EXERCISE PROMPT: Present each line of the entries below that holds the word "Lukasz".

DATA ROWS:
****************

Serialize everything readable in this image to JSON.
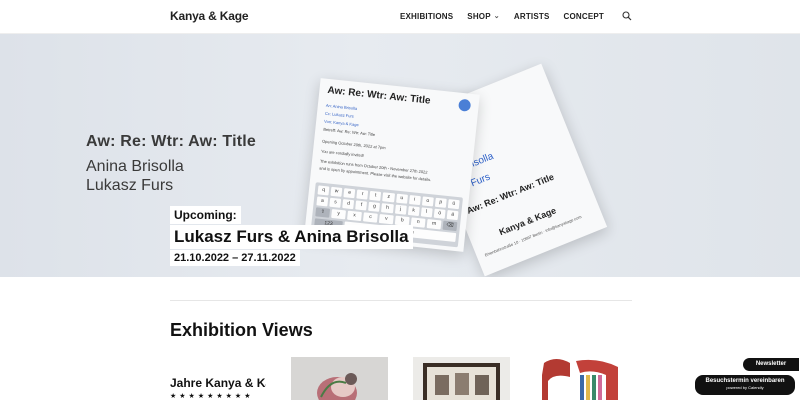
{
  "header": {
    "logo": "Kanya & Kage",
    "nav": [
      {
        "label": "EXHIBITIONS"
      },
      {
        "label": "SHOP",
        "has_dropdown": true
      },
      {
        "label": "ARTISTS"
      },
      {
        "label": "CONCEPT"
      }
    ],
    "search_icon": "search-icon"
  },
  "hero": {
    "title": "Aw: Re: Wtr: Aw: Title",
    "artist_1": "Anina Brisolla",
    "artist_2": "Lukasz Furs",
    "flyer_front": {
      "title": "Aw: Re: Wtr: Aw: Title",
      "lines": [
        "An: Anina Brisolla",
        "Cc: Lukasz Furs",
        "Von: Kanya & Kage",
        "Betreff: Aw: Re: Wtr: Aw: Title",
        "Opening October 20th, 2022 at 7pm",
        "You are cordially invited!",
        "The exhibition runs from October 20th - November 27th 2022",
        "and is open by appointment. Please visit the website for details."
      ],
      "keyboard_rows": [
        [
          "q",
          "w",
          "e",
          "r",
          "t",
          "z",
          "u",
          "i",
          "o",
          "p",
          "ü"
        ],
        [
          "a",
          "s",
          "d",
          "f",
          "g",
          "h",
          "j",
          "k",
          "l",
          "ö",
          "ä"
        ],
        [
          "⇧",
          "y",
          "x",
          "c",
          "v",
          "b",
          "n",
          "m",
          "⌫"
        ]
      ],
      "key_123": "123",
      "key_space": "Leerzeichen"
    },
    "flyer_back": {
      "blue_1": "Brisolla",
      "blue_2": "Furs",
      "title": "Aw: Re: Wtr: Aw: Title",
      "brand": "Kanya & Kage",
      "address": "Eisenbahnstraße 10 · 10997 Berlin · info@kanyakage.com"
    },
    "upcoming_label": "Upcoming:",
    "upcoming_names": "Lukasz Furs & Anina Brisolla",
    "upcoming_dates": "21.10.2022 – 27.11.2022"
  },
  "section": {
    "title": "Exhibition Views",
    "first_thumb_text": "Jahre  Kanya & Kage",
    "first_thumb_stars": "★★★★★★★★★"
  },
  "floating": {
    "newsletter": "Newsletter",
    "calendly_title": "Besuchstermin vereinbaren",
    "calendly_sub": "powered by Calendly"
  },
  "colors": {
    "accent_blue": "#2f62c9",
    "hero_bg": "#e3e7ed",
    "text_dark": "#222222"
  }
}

****************

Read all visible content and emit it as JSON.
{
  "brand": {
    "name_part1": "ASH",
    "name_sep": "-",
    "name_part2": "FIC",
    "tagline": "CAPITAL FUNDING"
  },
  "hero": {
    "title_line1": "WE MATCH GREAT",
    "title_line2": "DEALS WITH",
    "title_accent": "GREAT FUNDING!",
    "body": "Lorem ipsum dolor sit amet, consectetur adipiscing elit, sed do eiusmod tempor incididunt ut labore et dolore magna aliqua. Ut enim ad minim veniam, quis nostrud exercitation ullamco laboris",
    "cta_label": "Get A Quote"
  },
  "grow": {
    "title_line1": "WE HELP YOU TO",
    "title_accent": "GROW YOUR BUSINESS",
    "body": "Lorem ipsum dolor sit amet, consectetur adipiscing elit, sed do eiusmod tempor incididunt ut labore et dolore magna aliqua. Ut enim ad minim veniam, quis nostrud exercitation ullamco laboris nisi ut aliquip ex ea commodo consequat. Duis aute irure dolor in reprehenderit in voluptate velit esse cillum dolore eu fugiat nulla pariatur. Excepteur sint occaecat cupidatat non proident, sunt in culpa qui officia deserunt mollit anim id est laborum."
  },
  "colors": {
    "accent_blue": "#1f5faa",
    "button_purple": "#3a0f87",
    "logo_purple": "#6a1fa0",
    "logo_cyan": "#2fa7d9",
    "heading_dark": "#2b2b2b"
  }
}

****************

RESPONSE:
    "artist_2": "Lukasz Furs",
        "Cc: Lukasz Furs",
    "upcoming_names": "Lukasz Furs & Anina Brisolla",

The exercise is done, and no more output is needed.